_Set exercise_.
Copy out every line of the data exactly.

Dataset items
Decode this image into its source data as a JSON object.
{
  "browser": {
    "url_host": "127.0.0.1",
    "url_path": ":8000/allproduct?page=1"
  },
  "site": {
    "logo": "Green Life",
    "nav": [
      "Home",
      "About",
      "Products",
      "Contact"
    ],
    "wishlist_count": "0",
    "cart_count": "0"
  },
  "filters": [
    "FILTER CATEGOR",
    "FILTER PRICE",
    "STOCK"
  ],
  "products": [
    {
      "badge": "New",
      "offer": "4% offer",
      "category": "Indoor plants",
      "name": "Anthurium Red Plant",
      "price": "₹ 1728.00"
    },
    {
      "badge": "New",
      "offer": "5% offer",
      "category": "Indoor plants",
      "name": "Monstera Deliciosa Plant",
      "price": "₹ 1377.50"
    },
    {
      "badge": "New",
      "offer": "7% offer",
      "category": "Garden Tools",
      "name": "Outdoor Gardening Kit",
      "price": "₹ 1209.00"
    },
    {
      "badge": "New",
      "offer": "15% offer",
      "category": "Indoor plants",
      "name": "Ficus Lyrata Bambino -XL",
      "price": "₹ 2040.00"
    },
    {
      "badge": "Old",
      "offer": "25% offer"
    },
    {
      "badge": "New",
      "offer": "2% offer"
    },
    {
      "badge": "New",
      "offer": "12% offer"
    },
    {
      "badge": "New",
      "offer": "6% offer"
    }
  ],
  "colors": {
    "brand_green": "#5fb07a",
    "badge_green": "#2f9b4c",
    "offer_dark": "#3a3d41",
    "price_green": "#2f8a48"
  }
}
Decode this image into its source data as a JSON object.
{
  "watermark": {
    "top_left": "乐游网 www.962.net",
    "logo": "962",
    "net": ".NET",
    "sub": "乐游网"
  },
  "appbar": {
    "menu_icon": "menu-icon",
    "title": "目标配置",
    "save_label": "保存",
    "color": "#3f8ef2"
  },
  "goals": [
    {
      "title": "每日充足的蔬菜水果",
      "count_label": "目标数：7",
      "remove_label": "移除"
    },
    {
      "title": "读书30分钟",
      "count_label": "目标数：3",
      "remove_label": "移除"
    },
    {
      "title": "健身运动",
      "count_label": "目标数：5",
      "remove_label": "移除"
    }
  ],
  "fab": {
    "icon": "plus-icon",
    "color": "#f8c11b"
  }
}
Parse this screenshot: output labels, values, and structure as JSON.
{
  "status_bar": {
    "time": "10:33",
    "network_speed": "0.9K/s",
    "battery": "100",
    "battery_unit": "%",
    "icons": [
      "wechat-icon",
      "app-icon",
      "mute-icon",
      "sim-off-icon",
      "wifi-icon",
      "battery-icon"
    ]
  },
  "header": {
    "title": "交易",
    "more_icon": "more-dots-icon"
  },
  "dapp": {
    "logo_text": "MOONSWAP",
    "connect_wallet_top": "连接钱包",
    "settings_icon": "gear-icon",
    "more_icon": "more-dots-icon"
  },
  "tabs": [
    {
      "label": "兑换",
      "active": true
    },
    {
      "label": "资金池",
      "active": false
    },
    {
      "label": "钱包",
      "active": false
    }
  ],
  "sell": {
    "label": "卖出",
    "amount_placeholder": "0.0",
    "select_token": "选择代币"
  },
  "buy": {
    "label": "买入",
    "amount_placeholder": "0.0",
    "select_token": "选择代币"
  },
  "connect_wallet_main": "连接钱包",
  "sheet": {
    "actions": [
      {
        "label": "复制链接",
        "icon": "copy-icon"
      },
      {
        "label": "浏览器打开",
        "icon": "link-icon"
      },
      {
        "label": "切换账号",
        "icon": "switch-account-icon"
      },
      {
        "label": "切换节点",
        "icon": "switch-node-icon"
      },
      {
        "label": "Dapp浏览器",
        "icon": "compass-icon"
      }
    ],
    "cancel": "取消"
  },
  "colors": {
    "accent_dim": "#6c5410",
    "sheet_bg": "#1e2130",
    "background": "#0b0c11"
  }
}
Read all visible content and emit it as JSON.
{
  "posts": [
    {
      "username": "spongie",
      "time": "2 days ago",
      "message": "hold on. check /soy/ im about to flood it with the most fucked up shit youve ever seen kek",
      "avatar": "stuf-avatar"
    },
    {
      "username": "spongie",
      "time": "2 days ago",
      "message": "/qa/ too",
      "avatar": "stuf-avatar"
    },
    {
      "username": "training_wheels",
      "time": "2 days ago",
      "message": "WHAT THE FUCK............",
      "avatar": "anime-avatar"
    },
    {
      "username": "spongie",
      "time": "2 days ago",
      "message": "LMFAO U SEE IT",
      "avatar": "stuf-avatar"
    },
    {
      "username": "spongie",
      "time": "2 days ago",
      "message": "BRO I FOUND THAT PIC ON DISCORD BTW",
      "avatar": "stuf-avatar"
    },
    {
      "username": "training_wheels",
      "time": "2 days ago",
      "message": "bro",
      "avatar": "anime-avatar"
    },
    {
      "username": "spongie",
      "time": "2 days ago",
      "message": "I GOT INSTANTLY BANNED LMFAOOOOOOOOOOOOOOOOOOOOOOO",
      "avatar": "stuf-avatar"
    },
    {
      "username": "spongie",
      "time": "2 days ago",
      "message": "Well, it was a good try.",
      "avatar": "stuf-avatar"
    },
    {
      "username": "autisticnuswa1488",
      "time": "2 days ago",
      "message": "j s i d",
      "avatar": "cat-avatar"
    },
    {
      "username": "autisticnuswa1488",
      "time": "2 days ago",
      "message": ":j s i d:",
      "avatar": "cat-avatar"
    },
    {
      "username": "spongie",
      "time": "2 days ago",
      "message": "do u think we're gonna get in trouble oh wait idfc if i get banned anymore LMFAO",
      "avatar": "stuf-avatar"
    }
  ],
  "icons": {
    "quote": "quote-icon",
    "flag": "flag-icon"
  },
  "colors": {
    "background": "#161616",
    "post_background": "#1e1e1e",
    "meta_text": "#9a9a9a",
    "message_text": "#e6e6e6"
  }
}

_Solution for this task_.
Decode this image into its source data as a JSON object.
{
  "browser": {
    "url_host": "127.0.0.1",
    "url_path": ":8000/allproduct?page=1"
  },
  "site": {
    "logo": "Green Life",
    "nav": [
      "Home",
      "About",
      "Products",
      "Contact"
    ],
    "wishlist_count": "0",
    "cart_count": "0"
  },
  "filters": [
    "FILTER CATEGOR",
    "FILTER PRICE",
    "STOCK"
  ],
  "products": [
    {
      "badge": "New",
      "offer": "4% offer",
      "category": "Indoor plants",
      "name": "Anthurium Red Plant",
      "price": "₹ 1728.00"
    },
    {
      "badge": "New",
      "offer": "5% offer",
      "category": "Indoor plants",
      "name": "Monstera Deliciosa Plant",
      "price": "₹ 1377.50"
    },
    {
      "badge": "New",
      "offer": "7% offer",
      "category": "Garden Tools",
      "name": "Outdoor Gardening Kit",
      "price": "₹ 1209.00"
    },
    {
      "badge": "New",
      "offer": "15% offer",
      "category": "Indoor plants",
      "name": "Ficus Lyrata Bambino -XL",
      "price": "₹ 2040.00"
    },
    {
      "badge": "Old",
      "offer": "25% offer"
    },
    {
      "badge": "New",
      "offer": "2% offer"
    },
    {
      "badge": "New",
      "offer": "12% offer"
    },
    {
      "badge": "New",
      "offer": "6% offer"
    }
  ],
  "colors": {
    "brand_green": "#5fb07a",
    "badge_green": "#2f9b4c",
    "offer_dark": "#3a3d41",
    "price_green": "#2f8a48"
  }
}
Decode this image into its source data as a JSON object.
{
  "watermark": {
    "top_left": "乐游网 www.962.net",
    "logo": "962",
    "net": ".NET",
    "sub": "乐游网"
  },
  "appbar": {
    "menu_icon": "menu-icon",
    "title": "目标配置",
    "save_label": "保存",
    "color": "#3f8ef2"
  },
  "goals": [
    {
      "title": "每日充足的蔬菜水果",
      "count_label": "目标数：7",
      "remove_label": "移除"
    },
    {
      "title": "读书30分钟",
      "count_label": "目标数：3",
      "remove_label": "移除"
    },
    {
      "title": "健身运动",
      "count_label": "目标数：5",
      "remove_label": "移除"
    }
  ],
  "fab": {
    "icon": "plus-icon",
    "color": "#f8c11b"
  }
}
Parse this screenshot: output labels, values, and structure as JSON.
{
  "status_bar": {
    "time": "10:33",
    "network_speed": "0.9K/s",
    "battery": "100",
    "battery_unit": "%",
    "icons": [
      "wechat-icon",
      "app-icon",
      "mute-icon",
      "sim-off-icon",
      "wifi-icon",
      "battery-icon"
    ]
  },
  "header": {
    "title": "交易",
    "more_icon": "more-dots-icon"
  },
  "dapp": {
    "logo_text": "MOONSWAP",
    "connect_wallet_top": "连接钱包",
    "settings_icon": "gear-icon",
    "more_icon": "more-dots-icon"
  },
  "tabs": [
    {
      "label": "兑换",
      "active": true
    },
    {
      "label": "资金池",
      "active": false
    },
    {
      "label": "钱包",
      "active": false
    }
  ],
  "sell": {
    "label": "卖出",
    "amount_placeholder": "0.0",
    "select_token": "选择代币"
  },
  "buy": {
    "label": "买入",
    "amount_placeholder": "0.0",
    "select_token": "选择代币"
  },
  "connect_wallet_main": "连接钱包",
  "sheet": {
    "actions": [
      {
        "label": "复制链接",
        "icon": "copy-icon"
      },
      {
        "label": "浏览器打开",
        "icon": "link-icon"
      },
      {
        "label": "切换账号",
        "icon": "switch-account-icon"
      },
      {
        "label": "切换节点",
        "icon": "switch-node-icon"
      },
      {
        "label": "Dapp浏览器",
        "icon": "compass-icon"
      }
    ],
    "cancel": "取消"
  },
  "colors": {
    "accent_dim": "#6c5410",
    "sheet_bg": "#1e2130",
    "background": "#0b0c11"
  }
}
Read all visible content and emit it as JSON.
{
  "posts": [
    {
      "username": "spongie",
      "time": "2 days ago",
      "message": "hold on. check /soy/ im about to flood it with the most fucked up shit youve ever seen kek",
      "avatar": "stuf-avatar"
    },
    {
      "username": "spongie",
      "time": "2 days ago",
      "message": "/qa/ too",
      "avatar": "stuf-avatar"
    },
    {
      "username": "training_wheels",
      "time": "2 days ago",
      "message": "WHAT THE FUCK............",
      "avatar": "anime-avatar"
    },
    {
      "username": "spongie",
      "time": "2 days ago",
      "message": "LMFAO U SEE IT",
      "avatar": "stuf-avatar"
    },
    {
      "username": "spongie",
      "time": "2 days ago",
      "message": "BRO I FOUND THAT PIC ON DISCORD BTW",
      "avatar": "stuf-avatar"
    },
    {
      "username": "training_wheels",
      "time": "2 days ago",
      "message": "bro",
      "avatar": "anime-avatar"
    },
    {
      "username": "spongie",
      "time": "2 days ago",
      "message": "I GOT INSTANTLY BANNED LMFAOOOOOOOOOOOOOOOOOOOOOOO",
      "avatar": "stuf-avatar"
    },
    {
      "username": "spongie",
      "time": "2 days ago",
      "message": "Well, it was a good try.",
      "avatar": "stuf-avatar"
    },
    {
      "username": "autisticnuswa1488",
      "time": "2 days ago",
      "message": "j s i d",
      "avatar": "cat-avatar"
    },
    {
      "username": "autisticnuswa1488",
      "time": "2 days ago",
      "message": ":j s i d:",
      "avatar": "cat-avatar"
    },
    {
      "username": "spongie",
      "time": "2 days ago",
      "message": "do u think we're gonna get in trouble oh wait idfc if i get banned anymore LMFAO",
      "avatar": "stuf-avatar"
    }
  ],
  "icons": {
    "quote": "quote-icon",
    "flag": "flag-icon"
  },
  "colors": {
    "background": "#161616",
    "post_background": "#1e1e1e",
    "meta_text": "#9a9a9a",
    "message_text": "#e6e6e6"
  }
}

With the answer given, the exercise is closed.